▶ _SET PROBLEM 1_:
Rewrite the debugger lab page starting at "Skip to main" and ending at "the command tar.", substituting "archive" for every "tarball".
▶ _SET PROBLEM 2_:
In the debugger lab page, what is the ptrace() system call primarily used to implement?

▶ _PASSAGE_:
Skip to main content

3. SNU Debugger Lab

Goals

  • Learn how to develop your own debugger
  • Understand how Linux-based debugger works
  • Understand ptrace syscalls

Preparation

Download the handout tarball, dbglab-handout.tar and then decompress it. The following commands show how you download the tarball using wget and then decompress it using the command tar.

$ wget https://compsec.snu.ac.kr/class/systems-programming/files/dbglab-handout.tar

...

$ tar -xvf ./dbglab-handout.tar.gz
./snudbg/
./snudbg/snudbg.md
./snudbg/.gitignore
./snudbg/src/
./snudbg/src/procmaps.c
./snudbg/src/procmaps.h
./snudbg/src/snudbg.h
./snudbg/src/.gitignore
./snudbg/src/Makefile
./snudbg/src/snudbg.c
./snudbg/src/LICENSE
./snudbg/test/
./snudbg/test/prebuilt/
./snudbg/test/prebuilt/rand.set-reg.output
./snudbg/test/prebuilt/rand.mem-write.input
./snudbg/test/prebuilt/rand
./snudbg/test/prebuilt/rand.set-reg.input
./snudbg/test/prebuilt/rand.mem-write.output
./snudbg/test/prebuilt/array
./snudbg/test/prebuilt/array.check.input
./snudbg/test/prebuilt/array.check.output
./snudbg/test/sample-array/
./snudbg/test/sample-array/.gitignore
./snudbg/test/sample-array/Makefile
./snudbg/test/sample-array/array
./snudbg/test/sample-array/array.c
./snudbg/test/sample-array/array.disas
./snudbg/test/sample-rand/
./snudbg/test/sample-rand/.gitignore
./snudbg/test/sample-rand/Makefile
./snudbg/test/sample-rand/rand.c
./snudbg/test/run_test.py
./snudbg/prepare-submit.sh

$ cd snudbg

$ ls -1
prepare-submit.sh
snudbg.md
src
test

ptrace syscall

The ptrace() system call provides a means by which one process (the "tracer") may observe and control the execution of another process (the "tracee"), and examine and change the tracee's memory and registers. It is primarily used to implement breakpoint debugging and system call tracing.

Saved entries
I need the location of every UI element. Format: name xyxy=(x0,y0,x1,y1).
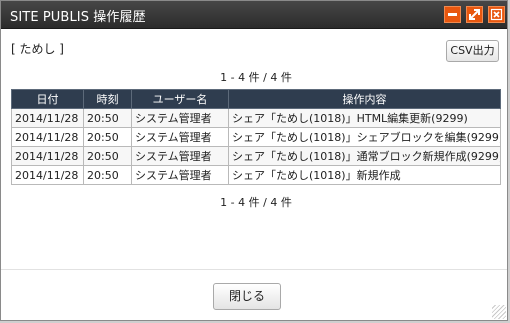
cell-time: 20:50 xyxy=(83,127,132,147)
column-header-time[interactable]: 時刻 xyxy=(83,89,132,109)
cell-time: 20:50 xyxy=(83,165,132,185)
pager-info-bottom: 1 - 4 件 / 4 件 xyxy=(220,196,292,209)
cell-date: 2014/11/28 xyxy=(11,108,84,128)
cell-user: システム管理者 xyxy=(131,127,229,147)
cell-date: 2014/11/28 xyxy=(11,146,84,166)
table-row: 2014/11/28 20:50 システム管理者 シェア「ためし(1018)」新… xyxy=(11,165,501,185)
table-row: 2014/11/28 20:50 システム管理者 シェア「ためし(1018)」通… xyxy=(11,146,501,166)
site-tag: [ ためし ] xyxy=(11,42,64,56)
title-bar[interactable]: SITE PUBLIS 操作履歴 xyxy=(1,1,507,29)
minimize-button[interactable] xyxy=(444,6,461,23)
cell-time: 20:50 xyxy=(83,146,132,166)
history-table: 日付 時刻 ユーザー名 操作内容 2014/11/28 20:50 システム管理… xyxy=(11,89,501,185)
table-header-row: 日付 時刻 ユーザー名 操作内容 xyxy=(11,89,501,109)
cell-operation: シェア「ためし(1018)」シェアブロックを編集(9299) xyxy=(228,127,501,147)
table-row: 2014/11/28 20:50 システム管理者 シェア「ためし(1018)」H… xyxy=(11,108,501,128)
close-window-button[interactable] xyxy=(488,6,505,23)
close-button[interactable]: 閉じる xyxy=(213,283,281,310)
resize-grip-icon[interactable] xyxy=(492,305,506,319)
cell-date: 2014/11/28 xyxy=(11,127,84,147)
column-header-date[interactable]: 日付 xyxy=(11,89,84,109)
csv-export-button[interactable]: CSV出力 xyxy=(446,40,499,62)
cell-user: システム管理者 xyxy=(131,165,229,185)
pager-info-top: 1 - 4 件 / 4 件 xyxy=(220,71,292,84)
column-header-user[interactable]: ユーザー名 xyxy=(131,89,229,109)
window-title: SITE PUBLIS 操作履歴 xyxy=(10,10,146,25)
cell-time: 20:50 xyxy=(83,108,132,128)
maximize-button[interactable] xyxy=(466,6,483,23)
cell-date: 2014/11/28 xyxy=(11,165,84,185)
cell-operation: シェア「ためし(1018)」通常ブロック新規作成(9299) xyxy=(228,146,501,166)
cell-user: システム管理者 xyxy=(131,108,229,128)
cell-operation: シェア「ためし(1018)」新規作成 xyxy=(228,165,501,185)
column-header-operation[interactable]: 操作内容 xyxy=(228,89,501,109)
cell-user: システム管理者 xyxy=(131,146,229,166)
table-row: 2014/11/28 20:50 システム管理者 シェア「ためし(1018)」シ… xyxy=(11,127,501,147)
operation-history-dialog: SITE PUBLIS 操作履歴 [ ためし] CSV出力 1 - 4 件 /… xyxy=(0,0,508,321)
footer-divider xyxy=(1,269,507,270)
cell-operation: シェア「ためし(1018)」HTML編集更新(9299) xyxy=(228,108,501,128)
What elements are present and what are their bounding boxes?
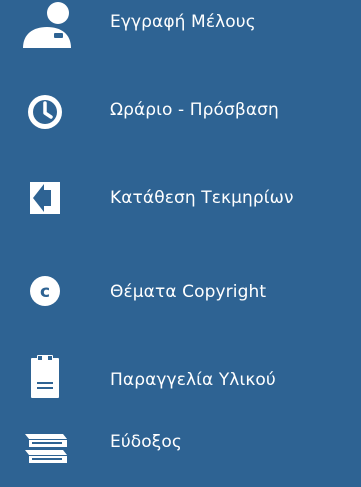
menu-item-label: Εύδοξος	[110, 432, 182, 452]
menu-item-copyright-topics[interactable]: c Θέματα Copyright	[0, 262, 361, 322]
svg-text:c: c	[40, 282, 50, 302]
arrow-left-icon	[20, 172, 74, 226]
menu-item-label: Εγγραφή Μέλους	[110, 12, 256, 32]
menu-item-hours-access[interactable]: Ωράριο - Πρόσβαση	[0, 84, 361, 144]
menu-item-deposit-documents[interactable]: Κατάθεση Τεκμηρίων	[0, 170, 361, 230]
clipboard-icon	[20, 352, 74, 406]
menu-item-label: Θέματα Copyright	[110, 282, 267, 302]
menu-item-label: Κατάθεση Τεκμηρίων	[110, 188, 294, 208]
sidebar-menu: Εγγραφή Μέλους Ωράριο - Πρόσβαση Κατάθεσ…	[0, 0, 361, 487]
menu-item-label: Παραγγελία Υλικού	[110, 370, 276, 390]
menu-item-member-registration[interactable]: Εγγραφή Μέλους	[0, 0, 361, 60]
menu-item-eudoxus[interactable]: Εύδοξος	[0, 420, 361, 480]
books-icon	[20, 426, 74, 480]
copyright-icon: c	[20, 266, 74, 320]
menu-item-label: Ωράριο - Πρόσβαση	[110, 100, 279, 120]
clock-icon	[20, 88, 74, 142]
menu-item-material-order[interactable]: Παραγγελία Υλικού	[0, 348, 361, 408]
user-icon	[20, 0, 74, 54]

--

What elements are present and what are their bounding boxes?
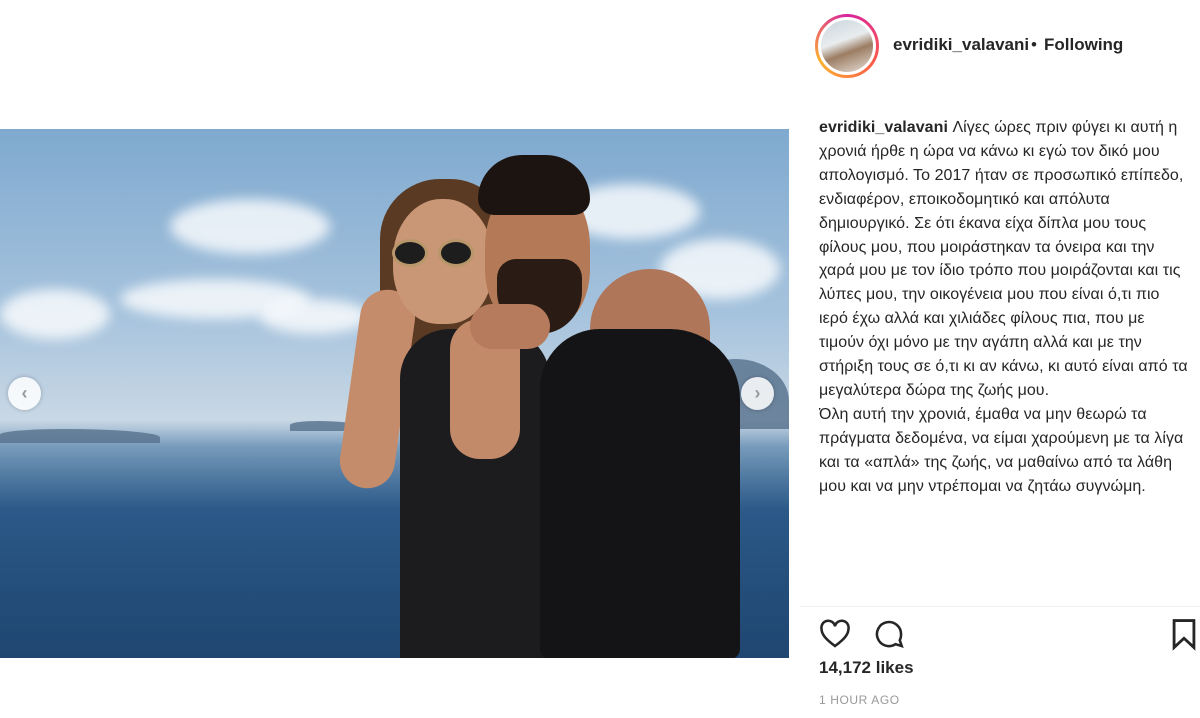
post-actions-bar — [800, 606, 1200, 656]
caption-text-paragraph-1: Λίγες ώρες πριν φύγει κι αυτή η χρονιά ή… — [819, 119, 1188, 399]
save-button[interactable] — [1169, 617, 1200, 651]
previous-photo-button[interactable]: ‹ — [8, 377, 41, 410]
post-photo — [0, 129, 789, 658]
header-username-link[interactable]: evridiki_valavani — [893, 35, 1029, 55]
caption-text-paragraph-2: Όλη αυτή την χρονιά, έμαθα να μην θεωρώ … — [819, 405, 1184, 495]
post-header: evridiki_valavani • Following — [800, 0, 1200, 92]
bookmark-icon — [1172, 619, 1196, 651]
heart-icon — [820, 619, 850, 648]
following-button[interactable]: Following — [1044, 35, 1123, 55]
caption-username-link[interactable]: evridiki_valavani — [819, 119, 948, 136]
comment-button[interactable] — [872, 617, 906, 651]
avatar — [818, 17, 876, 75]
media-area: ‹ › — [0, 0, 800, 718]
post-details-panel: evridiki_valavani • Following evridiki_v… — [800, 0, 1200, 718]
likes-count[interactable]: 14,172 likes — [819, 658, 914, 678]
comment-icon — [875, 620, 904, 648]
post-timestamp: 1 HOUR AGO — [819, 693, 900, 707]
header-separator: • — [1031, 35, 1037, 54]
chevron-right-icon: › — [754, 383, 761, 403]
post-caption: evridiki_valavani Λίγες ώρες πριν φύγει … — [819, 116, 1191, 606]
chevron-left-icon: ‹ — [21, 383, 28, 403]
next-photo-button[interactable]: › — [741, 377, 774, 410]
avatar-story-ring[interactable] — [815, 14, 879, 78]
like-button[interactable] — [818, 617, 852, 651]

--

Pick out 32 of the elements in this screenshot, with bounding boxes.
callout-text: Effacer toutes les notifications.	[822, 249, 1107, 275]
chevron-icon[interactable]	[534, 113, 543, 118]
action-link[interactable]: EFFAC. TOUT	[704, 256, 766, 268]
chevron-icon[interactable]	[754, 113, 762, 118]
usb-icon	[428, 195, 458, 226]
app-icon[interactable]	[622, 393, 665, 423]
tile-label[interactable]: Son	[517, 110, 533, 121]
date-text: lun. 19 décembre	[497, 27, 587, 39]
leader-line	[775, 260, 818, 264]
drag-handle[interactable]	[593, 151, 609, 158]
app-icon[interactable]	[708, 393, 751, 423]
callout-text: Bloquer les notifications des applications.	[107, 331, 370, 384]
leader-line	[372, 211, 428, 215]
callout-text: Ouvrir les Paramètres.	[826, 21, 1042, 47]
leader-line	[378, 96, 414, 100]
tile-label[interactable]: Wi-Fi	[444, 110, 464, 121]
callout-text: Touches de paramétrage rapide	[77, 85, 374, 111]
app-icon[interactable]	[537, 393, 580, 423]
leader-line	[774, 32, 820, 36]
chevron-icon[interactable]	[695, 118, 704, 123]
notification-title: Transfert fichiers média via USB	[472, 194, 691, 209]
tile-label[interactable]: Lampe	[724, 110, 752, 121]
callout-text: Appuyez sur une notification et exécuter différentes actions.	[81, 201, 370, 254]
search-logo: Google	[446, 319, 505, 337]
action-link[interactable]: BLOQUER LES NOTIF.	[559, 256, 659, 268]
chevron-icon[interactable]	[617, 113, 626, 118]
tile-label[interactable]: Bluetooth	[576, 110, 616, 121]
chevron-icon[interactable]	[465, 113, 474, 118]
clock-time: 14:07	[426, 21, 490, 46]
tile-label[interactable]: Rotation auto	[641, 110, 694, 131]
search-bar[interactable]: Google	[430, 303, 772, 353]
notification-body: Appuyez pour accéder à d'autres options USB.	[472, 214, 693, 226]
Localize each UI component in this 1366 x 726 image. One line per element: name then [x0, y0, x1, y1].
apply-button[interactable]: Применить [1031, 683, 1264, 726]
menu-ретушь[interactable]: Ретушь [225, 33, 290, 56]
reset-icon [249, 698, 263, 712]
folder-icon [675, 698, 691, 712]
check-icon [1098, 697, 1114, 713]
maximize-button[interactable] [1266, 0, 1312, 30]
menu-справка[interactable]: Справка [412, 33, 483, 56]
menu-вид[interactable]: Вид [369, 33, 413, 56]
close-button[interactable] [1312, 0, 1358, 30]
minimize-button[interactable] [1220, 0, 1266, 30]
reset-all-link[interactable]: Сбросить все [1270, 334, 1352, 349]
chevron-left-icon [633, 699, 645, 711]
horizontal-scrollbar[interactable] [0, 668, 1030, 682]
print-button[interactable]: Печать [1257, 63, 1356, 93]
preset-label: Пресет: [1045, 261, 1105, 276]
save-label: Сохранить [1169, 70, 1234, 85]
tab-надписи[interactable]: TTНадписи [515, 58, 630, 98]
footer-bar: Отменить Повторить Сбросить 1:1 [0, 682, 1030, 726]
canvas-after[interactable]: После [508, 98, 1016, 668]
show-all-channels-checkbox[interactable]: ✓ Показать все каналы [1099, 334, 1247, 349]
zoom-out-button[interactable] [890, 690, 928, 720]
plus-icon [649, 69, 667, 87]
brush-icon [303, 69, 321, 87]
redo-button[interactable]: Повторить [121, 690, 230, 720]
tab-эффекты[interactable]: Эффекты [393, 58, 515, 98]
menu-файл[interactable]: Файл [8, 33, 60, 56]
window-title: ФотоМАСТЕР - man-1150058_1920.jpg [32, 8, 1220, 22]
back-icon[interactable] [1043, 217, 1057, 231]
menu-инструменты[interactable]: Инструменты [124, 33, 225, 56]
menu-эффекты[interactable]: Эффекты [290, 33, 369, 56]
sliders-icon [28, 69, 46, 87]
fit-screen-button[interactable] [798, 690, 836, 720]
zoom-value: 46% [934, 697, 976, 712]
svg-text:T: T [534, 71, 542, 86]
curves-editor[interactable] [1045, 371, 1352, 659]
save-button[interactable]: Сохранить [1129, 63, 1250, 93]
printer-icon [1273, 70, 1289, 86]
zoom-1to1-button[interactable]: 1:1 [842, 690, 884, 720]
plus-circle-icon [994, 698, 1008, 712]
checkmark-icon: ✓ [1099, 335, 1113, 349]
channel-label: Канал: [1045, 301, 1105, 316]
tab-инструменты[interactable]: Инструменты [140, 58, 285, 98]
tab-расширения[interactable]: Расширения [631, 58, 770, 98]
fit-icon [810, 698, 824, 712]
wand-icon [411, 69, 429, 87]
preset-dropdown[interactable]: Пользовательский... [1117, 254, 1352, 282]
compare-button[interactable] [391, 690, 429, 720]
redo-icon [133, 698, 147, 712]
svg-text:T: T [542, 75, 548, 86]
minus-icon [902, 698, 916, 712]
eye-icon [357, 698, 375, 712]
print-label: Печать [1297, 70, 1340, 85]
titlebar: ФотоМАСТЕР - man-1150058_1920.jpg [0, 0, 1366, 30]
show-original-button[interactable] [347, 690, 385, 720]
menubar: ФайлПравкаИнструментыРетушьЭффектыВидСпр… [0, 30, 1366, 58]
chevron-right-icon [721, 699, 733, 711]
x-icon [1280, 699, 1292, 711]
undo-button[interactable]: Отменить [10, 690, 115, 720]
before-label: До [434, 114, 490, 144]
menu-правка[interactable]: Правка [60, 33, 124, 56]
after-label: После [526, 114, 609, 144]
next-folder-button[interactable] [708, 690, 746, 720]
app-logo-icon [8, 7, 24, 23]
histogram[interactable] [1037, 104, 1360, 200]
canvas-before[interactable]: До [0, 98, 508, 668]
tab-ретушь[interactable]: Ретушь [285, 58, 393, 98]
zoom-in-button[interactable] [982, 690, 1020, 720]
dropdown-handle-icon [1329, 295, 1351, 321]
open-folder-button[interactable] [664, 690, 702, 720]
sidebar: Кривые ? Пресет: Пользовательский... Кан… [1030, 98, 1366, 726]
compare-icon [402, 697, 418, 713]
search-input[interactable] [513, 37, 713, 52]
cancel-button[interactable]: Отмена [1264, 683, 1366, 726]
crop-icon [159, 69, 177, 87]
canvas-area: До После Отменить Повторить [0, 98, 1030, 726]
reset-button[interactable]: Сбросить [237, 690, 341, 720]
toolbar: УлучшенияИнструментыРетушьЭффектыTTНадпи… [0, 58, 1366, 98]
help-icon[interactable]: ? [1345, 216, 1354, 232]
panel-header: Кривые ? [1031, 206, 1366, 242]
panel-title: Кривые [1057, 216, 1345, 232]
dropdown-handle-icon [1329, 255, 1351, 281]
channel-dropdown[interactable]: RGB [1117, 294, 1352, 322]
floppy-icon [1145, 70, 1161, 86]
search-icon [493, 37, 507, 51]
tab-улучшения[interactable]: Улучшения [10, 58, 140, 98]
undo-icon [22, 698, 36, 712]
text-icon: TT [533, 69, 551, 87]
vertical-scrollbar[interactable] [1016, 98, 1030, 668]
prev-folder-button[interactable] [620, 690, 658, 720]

▶ _TASK ANSWER 1_:
Skip to main content

3. SNU Debugger Lab

Goals

  • Learn how to develop your own debugger
  • Understand how Linux-based debugger works
  • Understand ptrace syscalls

Preparation

Download the handout archive, dbglab-handout.tar and then decompress it. The following commands show how you download the archive using wget and then decompress it using the command tar.

▶ _TASK ANSWER 2_:
Breakpoint debugging and system call tracing.